Every record below should be transcribed exactly. Omit the images.

-- START OF Provided records --

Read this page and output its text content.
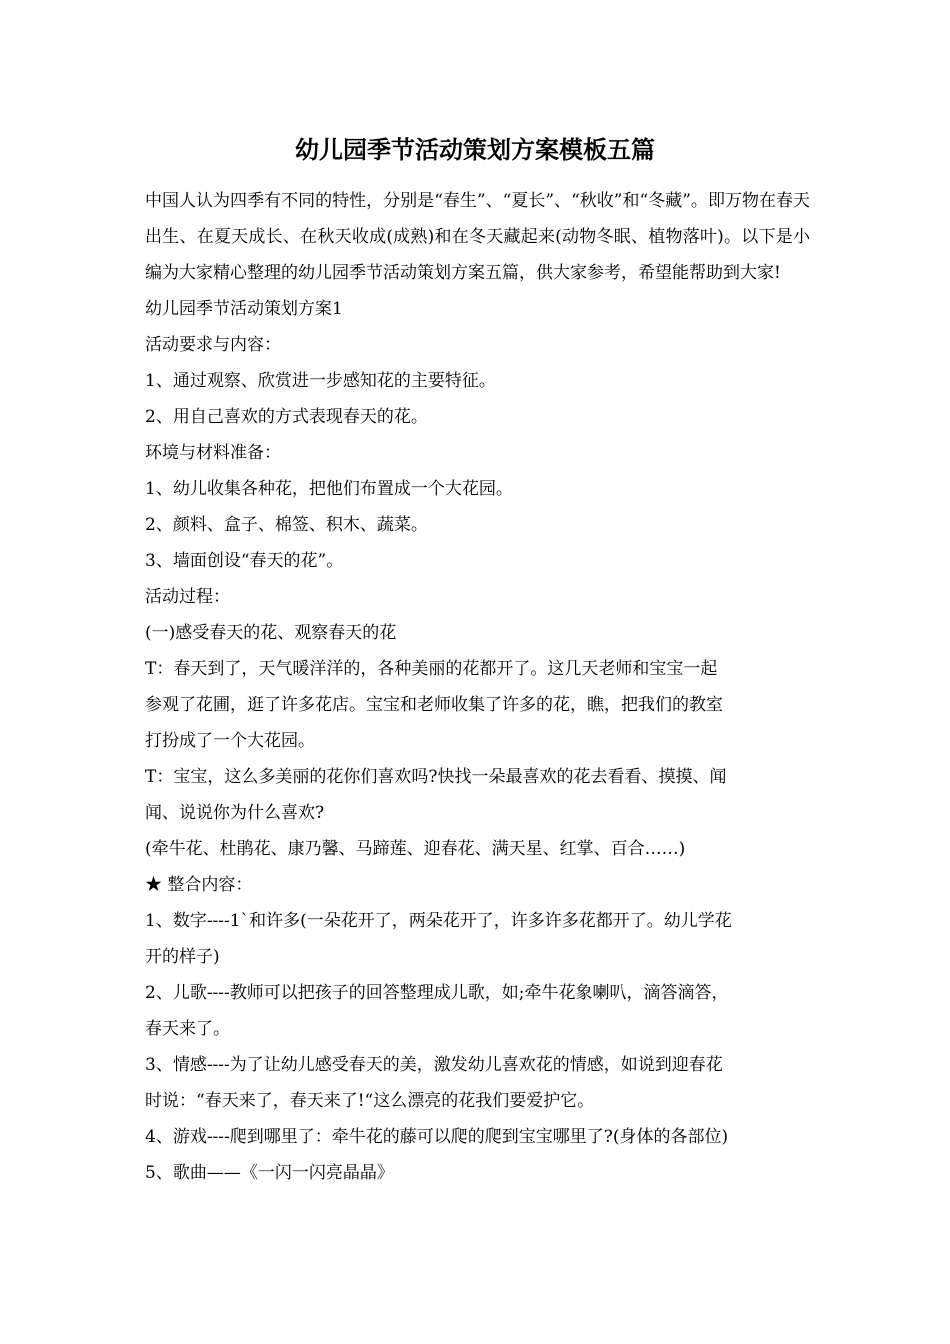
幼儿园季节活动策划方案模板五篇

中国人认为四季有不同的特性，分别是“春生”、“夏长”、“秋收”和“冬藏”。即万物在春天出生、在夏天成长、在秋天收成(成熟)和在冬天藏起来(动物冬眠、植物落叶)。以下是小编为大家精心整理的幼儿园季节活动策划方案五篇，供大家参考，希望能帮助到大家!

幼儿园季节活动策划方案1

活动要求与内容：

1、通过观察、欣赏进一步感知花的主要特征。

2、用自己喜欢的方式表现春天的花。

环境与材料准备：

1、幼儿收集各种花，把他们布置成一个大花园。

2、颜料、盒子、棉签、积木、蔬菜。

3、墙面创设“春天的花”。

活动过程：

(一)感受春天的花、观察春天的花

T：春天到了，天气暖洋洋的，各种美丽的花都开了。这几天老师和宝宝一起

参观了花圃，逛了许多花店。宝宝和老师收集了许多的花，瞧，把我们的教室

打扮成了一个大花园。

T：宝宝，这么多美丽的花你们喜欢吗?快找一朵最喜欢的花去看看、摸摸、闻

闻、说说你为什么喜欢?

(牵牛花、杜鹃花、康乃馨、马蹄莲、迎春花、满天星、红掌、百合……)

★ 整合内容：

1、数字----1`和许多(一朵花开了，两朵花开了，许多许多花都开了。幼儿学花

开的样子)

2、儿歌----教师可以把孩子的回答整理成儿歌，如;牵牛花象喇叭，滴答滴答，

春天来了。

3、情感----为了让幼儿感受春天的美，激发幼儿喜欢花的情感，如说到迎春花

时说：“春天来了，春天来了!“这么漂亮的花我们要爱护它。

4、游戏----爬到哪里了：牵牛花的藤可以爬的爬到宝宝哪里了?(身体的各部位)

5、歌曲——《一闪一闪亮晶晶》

-- END OF Provided records --

**Exercise result**
Read this page and output its text content.
幼儿园季节活动策划方案模板五篇

中国人认为四季有不同的特性，分别是“春生”、“夏长”、“秋收”和“冬藏”。即万物在春天出生、在夏天成长、在秋天收成(成熟)和在冬天藏起来(动物冬眠、植物落叶)。以下是小编为大家精心整理的幼儿园季节活动策划方案五篇，供大家参考，希望能帮助到大家!

幼儿园季节活动策划方案1

活动要求与内容：

1、通过观察、欣赏进一步感知花的主要特征。

2、用自己喜欢的方式表现春天的花。

环境与材料准备：

1、幼儿收集各种花，把他们布置成一个大花园。

2、颜料、盒子、棉签、积木、蔬菜。

3、墙面创设“春天的花”。

活动过程：

(一)感受春天的花、观察春天的花

T：春天到了，天气暖洋洋的，各种美丽的花都开了。这几天老师和宝宝一起

参观了花圃，逛了许多花店。宝宝和老师收集了许多的花，瞧，把我们的教室

打扮成了一个大花园。

T：宝宝，这么多美丽的花你们喜欢吗?快找一朵最喜欢的花去看看、摸摸、闻

闻、说说你为什么喜欢?

(牵牛花、杜鹃花、康乃馨、马蹄莲、迎春花、满天星、红掌、百合……)

★ 整合内容：

1、数字----1`和许多(一朵花开了，两朵花开了，许多许多花都开了。幼儿学花

开的样子)

2、儿歌----教师可以把孩子的回答整理成儿歌，如;牵牛花象喇叭，滴答滴答，

春天来了。

3、情感----为了让幼儿感受春天的美，激发幼儿喜欢花的情感，如说到迎春花

时说：“春天来了，春天来了!“这么漂亮的花我们要爱护它。

4、游戏----爬到哪里了：牵牛花的藤可以爬的爬到宝宝哪里了?(身体的各部位)

5、歌曲——《一闪一闪亮晶晶》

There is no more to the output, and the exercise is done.